- **WRITTEN TASK**
Exclude the pictures and reproduce the remaining data exactly as written.

** BEGIN SUPPLIED MATERIAL **

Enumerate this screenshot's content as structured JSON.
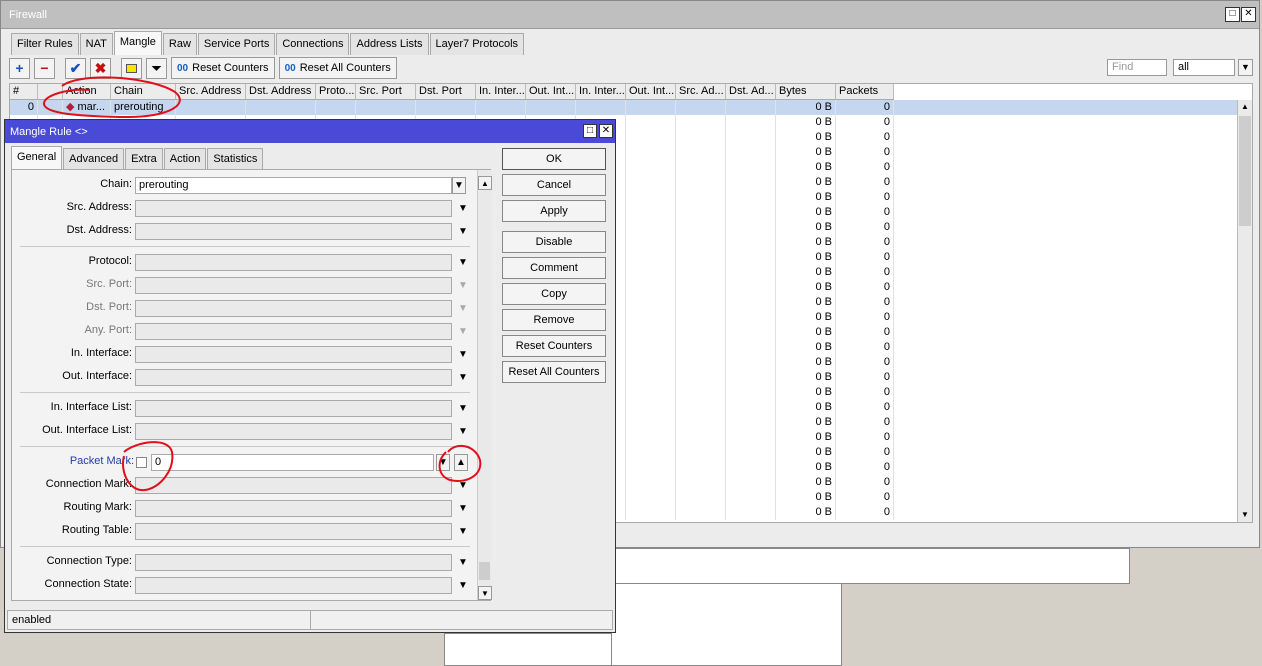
{
  "firewall": {
    "title": "Firewall",
    "tabs": [
      {
        "label": "Filter Rules"
      },
      {
        "label": "NAT"
      },
      {
        "label": "Mangle"
      },
      {
        "label": "Raw"
      },
      {
        "label": "Service Ports"
      },
      {
        "label": "Connections"
      },
      {
        "label": "Address Lists"
      },
      {
        "label": "Layer7 Protocols"
      }
    ],
    "active_tab": "Mangle",
    "toolbar": {
      "reset_counters": "Reset Counters",
      "reset_all_counters": "Reset All Counters",
      "find_placeholder": "Find",
      "filter_value": "all"
    },
    "columns": [
      "#",
      "",
      "Action",
      "Chain",
      "Src. Address",
      "Dst. Address",
      "Proto...",
      "Src. Port",
      "Dst. Port",
      "In. Inter...",
      "Out. Int...",
      "In. Inter...",
      "Out. Int...",
      "Src. Ad...",
      "Dst. Ad...",
      "Bytes",
      "Packets"
    ],
    "first_row": {
      "num": "0",
      "action": "mar...",
      "chain": "prerouting",
      "bytes": "0 B",
      "packets": "0"
    },
    "row_bytes": "0 B",
    "row_packets": "0"
  },
  "dialog": {
    "title": "Mangle Rule <>",
    "tabs": [
      {
        "label": "General"
      },
      {
        "label": "Advanced"
      },
      {
        "label": "Extra"
      },
      {
        "label": "Action"
      },
      {
        "label": "Statistics"
      }
    ],
    "fields": {
      "chain_label": "Chain:",
      "chain_value": "prerouting",
      "src_address": "Src. Address:",
      "dst_address": "Dst. Address:",
      "protocol": "Protocol:",
      "src_port": "Src. Port:",
      "dst_port": "Dst. Port:",
      "any_port": "Any. Port:",
      "in_interface": "In. Interface:",
      "out_interface": "Out. Interface:",
      "in_interface_list": "In. Interface List:",
      "out_interface_list": "Out. Interface List:",
      "packet_mark": "Packet Mark:",
      "packet_mark_value": "0",
      "connection_mark": "Connection Mark:",
      "routing_mark": "Routing Mark:",
      "routing_table": "Routing Table:",
      "connection_type": "Connection Type:",
      "connection_state": "Connection State:"
    },
    "buttons": {
      "ok": "OK",
      "cancel": "Cancel",
      "apply": "Apply",
      "disable": "Disable",
      "comment": "Comment",
      "copy": "Copy",
      "remove": "Remove",
      "reset_counters": "Reset Counters",
      "reset_all_counters": "Reset All Counters"
    },
    "status": "enabled"
  },
  "colors": {
    "dialog_title": "#4a4ad8",
    "selection": "#c4d7ef",
    "annotation": "#e0101a"
  }
}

** END SUPPLIED MATERIAL **

- **SOLUTION FOR THIS PROBLEM**
Enumerate this screenshot's content as structured JSON.
{
  "firewall": {
    "title": "Firewall",
    "tabs": [
      {
        "label": "Filter Rules"
      },
      {
        "label": "NAT"
      },
      {
        "label": "Mangle"
      },
      {
        "label": "Raw"
      },
      {
        "label": "Service Ports"
      },
      {
        "label": "Connections"
      },
      {
        "label": "Address Lists"
      },
      {
        "label": "Layer7 Protocols"
      }
    ],
    "active_tab": "Mangle",
    "toolbar": {
      "reset_counters": "Reset Counters",
      "reset_all_counters": "Reset All Counters",
      "find_placeholder": "Find",
      "filter_value": "all"
    },
    "columns": [
      "#",
      "",
      "Action",
      "Chain",
      "Src. Address",
      "Dst. Address",
      "Proto...",
      "Src. Port",
      "Dst. Port",
      "In. Inter...",
      "Out. Int...",
      "In. Inter...",
      "Out. Int...",
      "Src. Ad...",
      "Dst. Ad...",
      "Bytes",
      "Packets"
    ],
    "first_row": {
      "num": "0",
      "action": "mar...",
      "chain": "prerouting",
      "bytes": "0 B",
      "packets": "0"
    },
    "row_bytes": "0 B",
    "row_packets": "0"
  },
  "dialog": {
    "title": "Mangle Rule <>",
    "tabs": [
      {
        "label": "General"
      },
      {
        "label": "Advanced"
      },
      {
        "label": "Extra"
      },
      {
        "label": "Action"
      },
      {
        "label": "Statistics"
      }
    ],
    "fields": {
      "chain_label": "Chain:",
      "chain_value": "prerouting",
      "src_address": "Src. Address:",
      "dst_address": "Dst. Address:",
      "protocol": "Protocol:",
      "src_port": "Src. Port:",
      "dst_port": "Dst. Port:",
      "any_port": "Any. Port:",
      "in_interface": "In. Interface:",
      "out_interface": "Out. Interface:",
      "in_interface_list": "In. Interface List:",
      "out_interface_list": "Out. Interface List:",
      "packet_mark": "Packet Mark:",
      "packet_mark_value": "0",
      "connection_mark": "Connection Mark:",
      "routing_mark": "Routing Mark:",
      "routing_table": "Routing Table:",
      "connection_type": "Connection Type:",
      "connection_state": "Connection State:"
    },
    "buttons": {
      "ok": "OK",
      "cancel": "Cancel",
      "apply": "Apply",
      "disable": "Disable",
      "comment": "Comment",
      "copy": "Copy",
      "remove": "Remove",
      "reset_counters": "Reset Counters",
      "reset_all_counters": "Reset All Counters"
    },
    "status": "enabled"
  },
  "colors": {
    "dialog_title": "#4a4ad8",
    "selection": "#c4d7ef",
    "annotation": "#e0101a"
  }
}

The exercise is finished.